## EXERCISE GOAL
Gather up every line that includes the string "CÁNH".

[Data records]
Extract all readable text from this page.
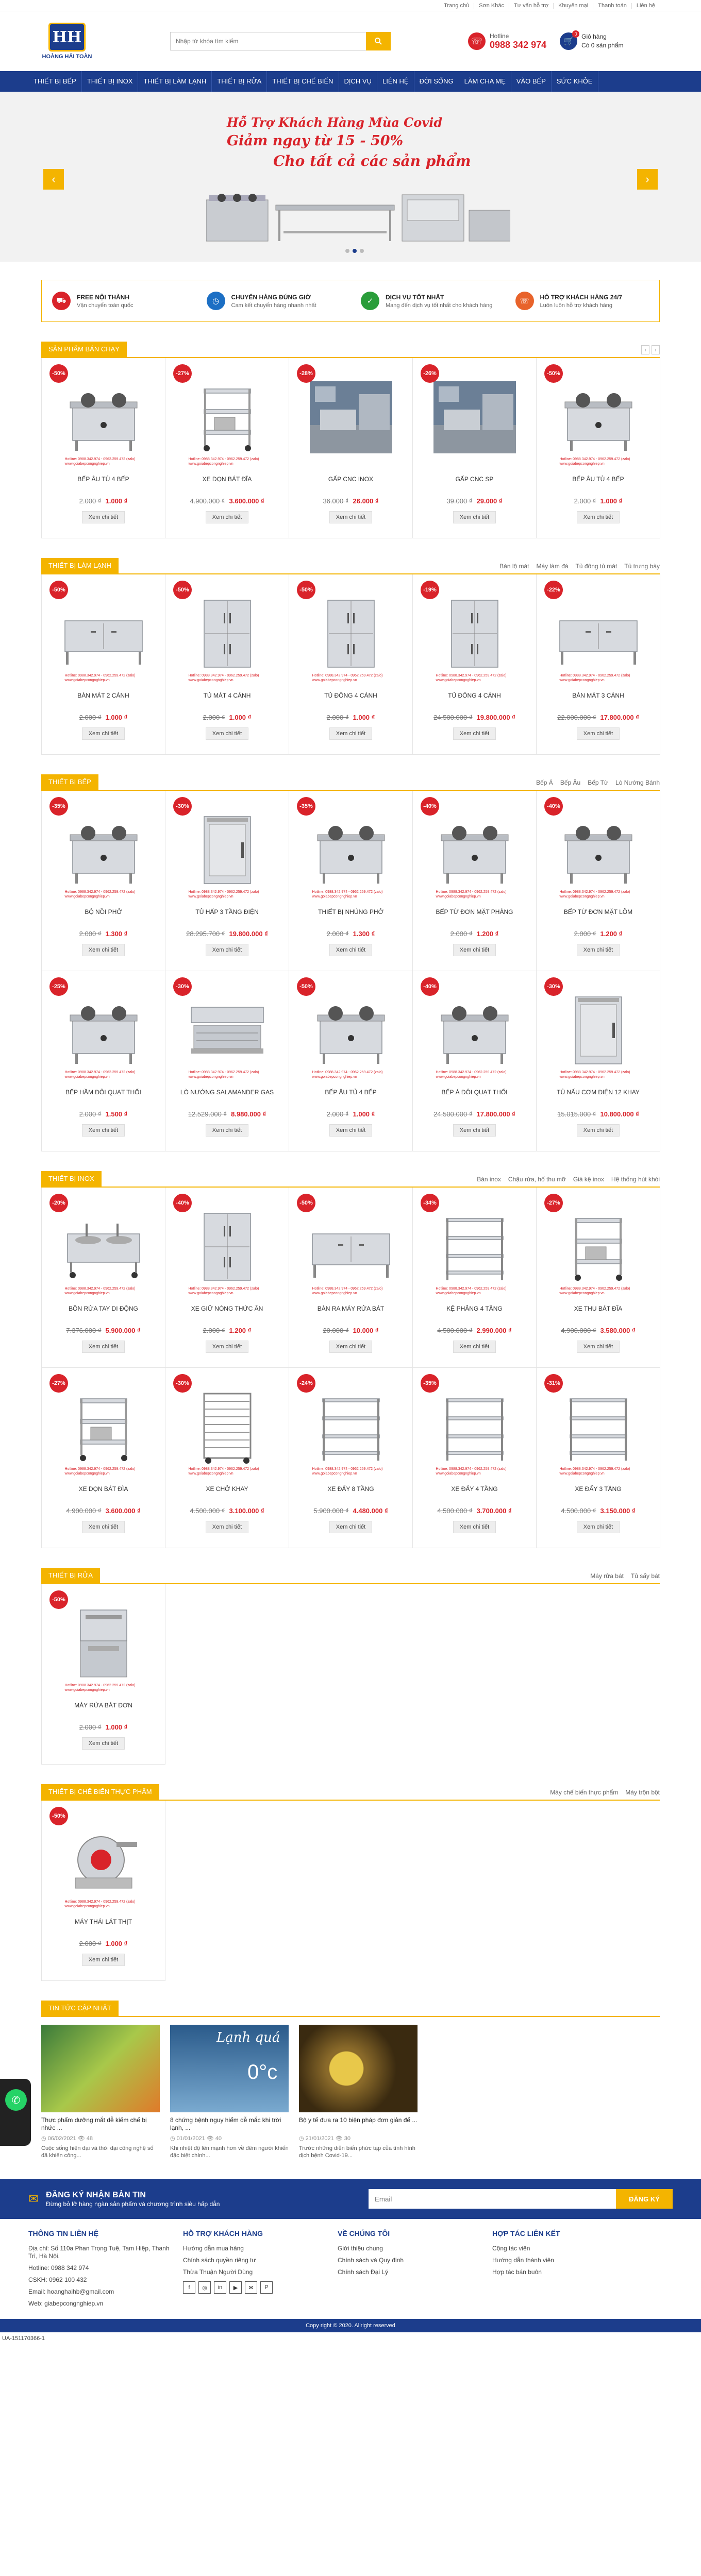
Trang chủ	Sơn Khác	Tư vấn hỗ trợ	Khuyến mại	Thanh toán	Liên hệ
HH
HOÀNG HẢI TOÀN
Nhập từ khóa tìm kiếm
☏	Hotline
0988 342 974	🛒
0 Giỏ hàng
Có 0 sản phẩm
THIẾT BỊ BẾP	THIẾT BỊ INOX	THIẾT BỊ LÀM LẠNH	THIẾT BỊ RỬA	THIẾT BỊ CHẾ BIẾN	DỊCH VỤ	LIÊN HỆ	ĐỜI SỐNG	LÀM CHA MẸ	VÀO BẾP	SỨC KHỎE
Hỗ Trợ Khách Hàng Mùa Covid
Giảm ngay từ 15 - 50%
Cho tất cả các sản phẩm
‹	›
⛟	FREE NỘI THÀNH
Vận chuyển toàn quốc	◷	CHUYỂN HÀNG ĐÚNG GIỜ
Cam kết chuyển hàng nhanh nhất	✓	DỊCH VỤ TỐT NHẤT
Mang đến dịch vụ tốt nhất cho khách hàng	☏	HỖ TRỢ KHÁCH HÀNG 24/7
Luôn luôn hỗ trợ khách hàng
SẢN PHẨM BÁN CHẠY	‹	›
-50%
Hotline: 0988.342.974 - 0962.259.472 (zalo)
www.goiabepcongnghiep.vn
BẾP ÂU TỦ 4 BẾP
2.000 ₫ 1.000 ₫
Xem chi tiết
-27%
Hotline: 0988.342.974 - 0962.259.472 (zalo)
www.goiabepcongnghiep.vn
XE DỌN BÁT ĐĨA
4.900.000 ₫ 3.600.000 ₫
Xem chi tiết
-28%
GẤP CNC INOX
36.000 ₫ 26.000 ₫
Xem chi tiết
-26%
GẤP CNC SP
39.000 ₫ 29.000 ₫
Xem chi tiết
-50%
Hotline: 0988.342.974 - 0962.259.472 (zalo)
www.goiabepcongnghiep.vn
BẾP ÂU TỦ 4 BẾP
2.000 ₫ 1.000 ₫
Xem chi tiết
THIẾT BỊ LÀM LẠNH	Bàn lộ mát Máy làm đá Tủ đông tủ mát Tủ trưng bày
-50%
Hotline: 0988.342.974 - 0962.259.472 (zalo)
www.goiabepcongnghiep.vn
BÀN MÁT 2 CÁNH
2.000 ₫ 1.000 ₫
Xem chi tiết
-50%
Hotline: 0988.342.974 - 0962.259.472 (zalo)
www.goiabepcongnghiep.vn
TỦ MÁT 4 CÁNH
2.000 ₫ 1.000 ₫
Xem chi tiết
-50%
Hotline: 0988.342.974 - 0962.259.472 (zalo)
www.goiabepcongnghiep.vn
TỦ ĐÔNG 4 CÁNH
2.000 ₫ 1.000 ₫
Xem chi tiết
-19%
Hotline: 0988.342.974 - 0962.259.472 (zalo)
www.goiabepcongnghiep.vn
TỦ ĐÔNG 4 CÁNH
24.500.000 ₫ 19.800.000 ₫
Xem chi tiết
-22%
Hotline: 0988.342.974 - 0962.259.472 (zalo)
www.goiabepcongnghiep.vn
BÀN MÁT 3 CÁNH
22.000.000 ₫ 17.800.000 ₫
Xem chi tiết
THIẾT BỊ BẾP	Bếp Á Bếp Âu Bếp Từ Lò Nướng Bánh
-35%
Hotline: 0988.342.974 - 0962.259.472 (zalo)
www.goiabepcongnghiep.vn
BỘ NỒI PHỞ
2.000 ₫ 1.300 ₫
Xem chi tiết
-30%
Hotline: 0988.342.974 - 0962.259.472 (zalo)
www.goiabepcongnghiep.vn
TỦ HẤP 3 TẦNG ĐIỆN
28.295.700 ₫ 19.800.000 ₫
Xem chi tiết
-35%
Hotline: 0988.342.974 - 0962.259.472 (zalo)
www.goiabepcongnghiep.vn
THIẾT BỊ NHÚNG PHỞ
2.000 ₫ 1.300 ₫
Xem chi tiết
-40%
Hotline: 0988.342.974 - 0962.259.472 (zalo)
www.goiabepcongnghiep.vn
BẾP TỪ ĐƠN MẶT PHẲNG
2.000 ₫ 1.200 ₫
Xem chi tiết
-40%
Hotline: 0988.342.974 - 0962.259.472 (zalo)
www.goiabepcongnghiep.vn
BẾP TỪ ĐƠN MẶT LÕM
2.000 ₫ 1.200 ₫
Xem chi tiết
-25%
Hotline: 0988.342.974 - 0962.259.472 (zalo)
www.goiabepcongnghiep.vn
BẾP HẦM ĐÔI QUẠT THỔI
2.000 ₫ 1.500 ₫
Xem chi tiết
-30%
Hotline: 0988.342.974 - 0962.259.472 (zalo)
www.goiabepcongnghiep.vn
LÒ NƯỚNG SALAMANDER GAS
12.529.000 ₫ 8.980.000 ₫
Xem chi tiết
-50%
Hotline: 0988.342.974 - 0962.259.472 (zalo)
www.goiabepcongnghiep.vn
BẾP ÂU TỦ 4 BẾP
2.000 ₫ 1.000 ₫
Xem chi tiết
-40%
Hotline: 0988.342.974 - 0962.259.472 (zalo)
www.goiabepcongnghiep.vn
BẾP Á ĐÔI QUẠT THỔI
24.500.000 ₫ 17.800.000 ₫
Xem chi tiết
-30%
Hotline: 0988.342.974 - 0962.259.472 (zalo)
www.goiabepcongnghiep.vn
TỦ NẤU CƠM ĐIỆN 12 KHAY
15.015.000 ₫ 10.800.000 ₫
Xem chi tiết
THIẾT BỊ INOX	Bàn inox Chậu rửa, hố thu mỡ Giá kệ inox Hệ thống hút khói
-20%
Hotline: 0988.342.974 - 0962.259.472 (zalo)
www.goiabepcongnghiep.vn
BỒN RỬA TAY DI ĐỘNG
7.376.000 ₫ 5.900.000 ₫
Xem chi tiết
-40%
Hotline: 0988.342.974 - 0962.259.472 (zalo)
www.goiabepcongnghiep.vn
XE GIỮ NÓNG THỨC ĂN
2.000 ₫ 1.200 ₫
Xem chi tiết
-50%
Hotline: 0988.342.974 - 0962.259.472 (zalo)
www.goiabepcongnghiep.vn
BÀN RA MÁY RỬA BÁT
20.000 ₫ 10.000 ₫
Xem chi tiết
-34%
Hotline: 0988.342.974 - 0962.259.472 (zalo)
www.goiabepcongnghiep.vn
KỆ PHẲNG 4 TẦNG
4.500.000 ₫ 2.990.000 ₫
Xem chi tiết
-27%
Hotline: 0988.342.974 - 0962.259.472 (zalo)
www.goiabepcongnghiep.vn
XE THU BÁT ĐĨA
4.900.000 ₫ 3.580.000 ₫
Xem chi tiết
-27%
Hotline: 0988.342.974 - 0962.259.472 (zalo)
www.goiabepcongnghiep.vn
XE DỌN BÁT ĐĨA
4.900.000 ₫ 3.600.000 ₫
Xem chi tiết
-30%
Hotline: 0988.342.974 - 0962.259.472 (zalo)
www.goiabepcongnghiep.vn
XE CHỞ KHAY
4.500.000 ₫ 3.100.000 ₫
Xem chi tiết
-24%
Hotline: 0988.342.974 - 0962.259.472 (zalo)
www.goiabepcongnghiep.vn
XE ĐẨY 8 TẦNG
5.900.000 ₫ 4.480.000 ₫
Xem chi tiết
-35%
Hotline: 0988.342.974 - 0962.259.472 (zalo)
www.goiabepcongnghiep.vn
XE ĐẨY 4 TẦNG
4.500.000 ₫ 3.700.000 ₫
Xem chi tiết
-31%
Hotline: 0988.342.974 - 0962.259.472 (zalo)
www.goiabepcongnghiep.vn
XE ĐẨY 3 TẦNG
4.500.000 ₫ 3.150.000 ₫
Xem chi tiết
THIẾT BỊ RỬA	Máy rửa bát Tủ sấy bát
-50%
Hotline: 0988.342.974 - 0962.259.472 (zalo)
www.goiabepcongnghiep.vn
MÁY RỬA BÁT ĐƠN
2.000 ₫ 1.000 ₫
Xem chi tiết
THIẾT BỊ CHẾ BIẾN THỰC PHẨM	Máy chế biến thực phẩm Máy trộn bột
-50%
Hotline: 0988.342.974 - 0962.259.472 (zalo)
www.goiabepcongnghiep.vn
MÁY THÁI LÁT THỊT
2.000 ₫ 1.000 ₫
Xem chi tiết
TIN TỨC CẬP NHẬT
Thực phẩm dưỡng mắt dễ kiếm chế bị nhức ...
◷ 06/02/2021 👁 48
Cuộc sống hiện đại và thời đại công nghệ số đã khiến công...
Lạnh quá
0°c
8 chứng bệnh nguy hiểm dễ mắc khi trời lạnh, ...
◷ 01/01/2021 👁 40
Khi nhiệt độ lên mạnh hơn về đêm người khiến đặc biệt chính...
Bộ y tế đưa ra 10 biện pháp đơn giản để ...
◷ 21/01/2021 👁 30
Trước những diễn biến phức tạp của tình hình dịch bệnh Covid-19...
✉ ĐĂNG KÝ NHẬN BẢN TIN
Đừng bỏ lỡ hàng ngàn sản phẩm và chương trình siêu hấp dẫn
Email
ĐĂNG KÝ
THÔNG TIN LIÊN HỆ
Địa chỉ: Số 110a Phan Trọng Tuệ, Tam Hiệp, Thanh Trì, Hà Nội.
Hotline: 0988 342 974
CSKH: 0962 100 432
Email: hoanghaihb@gmail.com
Web: giabepcongnghiep.vn
HỖ TRỢ KHÁCH HÀNG
Hướng dẫn mua hàng
Chính sách quyền riêng tư
Thừa Thuận Người Dùng
f	◎	in	▶	✉	P
VỀ CHÚNG TÔI
Giới thiệu chung
Chính sách và Quy định
Chính sách Đại Lý
HỢP TÁC LIÊN KẾT
Cộng tác viên
Hướng dẫn thành viên
Hợp tác bán buôn
Copy right © 2020. Allright reserved
UA-151170366-1
✆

## RESULT OF THE TASK
BÀN MÁT 2 CÁNH
TỦ MÁT 4 CÁNH
TỦ ĐÔNG 4 CÁNH
TỦ ĐÔNG 4 CÁNH
BÀN MÁT 3 CÁNH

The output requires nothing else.